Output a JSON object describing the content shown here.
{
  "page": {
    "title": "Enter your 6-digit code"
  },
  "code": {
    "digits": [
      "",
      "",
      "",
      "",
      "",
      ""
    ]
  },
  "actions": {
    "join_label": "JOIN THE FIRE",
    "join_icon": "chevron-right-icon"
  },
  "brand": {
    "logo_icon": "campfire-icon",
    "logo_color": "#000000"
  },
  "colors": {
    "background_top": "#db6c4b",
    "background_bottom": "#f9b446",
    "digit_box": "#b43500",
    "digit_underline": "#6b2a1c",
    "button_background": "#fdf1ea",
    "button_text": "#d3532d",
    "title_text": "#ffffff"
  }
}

◇ ◇ ◇

_PROBLEM DESCRIPTION_: Repeat the material above in full, quoting it exactly.

_RESULT_:
Output a JSON object describing the content shown here.
{
  "page": {
    "title": "Enter your 6-digit code"
  },
  "code": {
    "digits": [
      "",
      "",
      "",
      "",
      "",
      ""
    ]
  },
  "actions": {
    "join_label": "JOIN THE FIRE",
    "join_icon": "chevron-right-icon"
  },
  "brand": {
    "logo_icon": "campfire-icon",
    "logo_color": "#000000"
  },
  "colors": {
    "background_top": "#db6c4b",
    "background_bottom": "#f9b446",
    "digit_box": "#b43500",
    "digit_underline": "#6b2a1c",
    "button_background": "#fdf1ea",
    "button_text": "#d3532d",
    "title_text": "#ffffff"
  }
}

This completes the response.